Problem requirements –
Write out the material again word for word, dropping any images it holds.

Given information –
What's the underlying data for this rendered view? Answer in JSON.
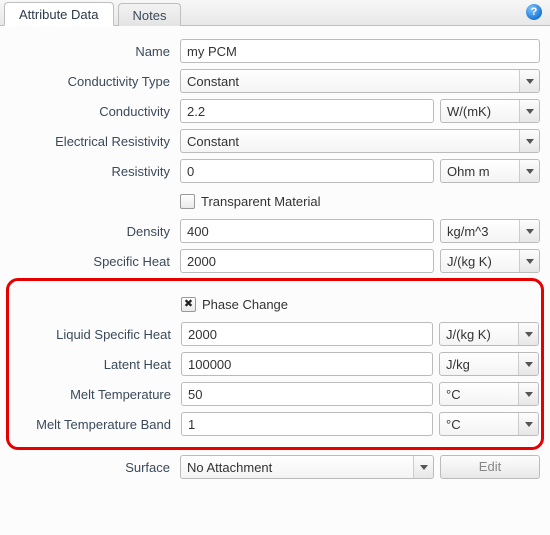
{
  "tabs": {
    "attribute": "Attribute Data",
    "notes": "Notes"
  },
  "help_glyph": "?",
  "labels": {
    "name": "Name",
    "conductivity_type": "Conductivity Type",
    "conductivity": "Conductivity",
    "electrical_resistivity": "Electrical Resistivity",
    "resistivity": "Resistivity",
    "transparent_material": "Transparent Material",
    "density": "Density",
    "specific_heat": "Specific Heat",
    "phase_change": "Phase Change",
    "liquid_specific_heat": "Liquid Specific Heat",
    "latent_heat": "Latent Heat",
    "melt_temperature": "Melt Temperature",
    "melt_temperature_band": "Melt Temperature Band",
    "surface": "Surface",
    "edit": "Edit"
  },
  "values": {
    "name": "my PCM",
    "conductivity_type": "Constant",
    "conductivity": "2.2",
    "electrical_resistivity": "Constant",
    "resistivity": "0",
    "density": "400",
    "specific_heat": "2000",
    "liquid_specific_heat": "2000",
    "latent_heat": "100000",
    "melt_temperature": "50",
    "melt_temperature_band": "1",
    "surface": "No Attachment"
  },
  "units": {
    "conductivity": "W/(mK)",
    "resistivity": "Ohm m",
    "density": "kg/m^3",
    "specific_heat": "J/(kg K)",
    "liquid_specific_heat": "J/(kg K)",
    "latent_heat": "J/kg",
    "melt_temperature": "°C",
    "melt_temperature_band": "°C"
  },
  "checkbox_state": {
    "transparent_material": "",
    "phase_change": "✖"
  }
}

Result of this exercise –
What's the underlying data for this rendered view? Answer in JSON.
{
  "tabs": {
    "attribute": "Attribute Data",
    "notes": "Notes"
  },
  "help_glyph": "?",
  "labels": {
    "name": "Name",
    "conductivity_type": "Conductivity Type",
    "conductivity": "Conductivity",
    "electrical_resistivity": "Electrical Resistivity",
    "resistivity": "Resistivity",
    "transparent_material": "Transparent Material",
    "density": "Density",
    "specific_heat": "Specific Heat",
    "phase_change": "Phase Change",
    "liquid_specific_heat": "Liquid Specific Heat",
    "latent_heat": "Latent Heat",
    "melt_temperature": "Melt Temperature",
    "melt_temperature_band": "Melt Temperature Band",
    "surface": "Surface",
    "edit": "Edit"
  },
  "values": {
    "name": "my PCM",
    "conductivity_type": "Constant",
    "conductivity": "2.2",
    "electrical_resistivity": "Constant",
    "resistivity": "0",
    "density": "400",
    "specific_heat": "2000",
    "liquid_specific_heat": "2000",
    "latent_heat": "100000",
    "melt_temperature": "50",
    "melt_temperature_band": "1",
    "surface": "No Attachment"
  },
  "units": {
    "conductivity": "W/(mK)",
    "resistivity": "Ohm m",
    "density": "kg/m^3",
    "specific_heat": "J/(kg K)",
    "liquid_specific_heat": "J/(kg K)",
    "latent_heat": "J/kg",
    "melt_temperature": "°C",
    "melt_temperature_band": "°C"
  },
  "checkbox_state": {
    "transparent_material": "",
    "phase_change": "✖"
  }
}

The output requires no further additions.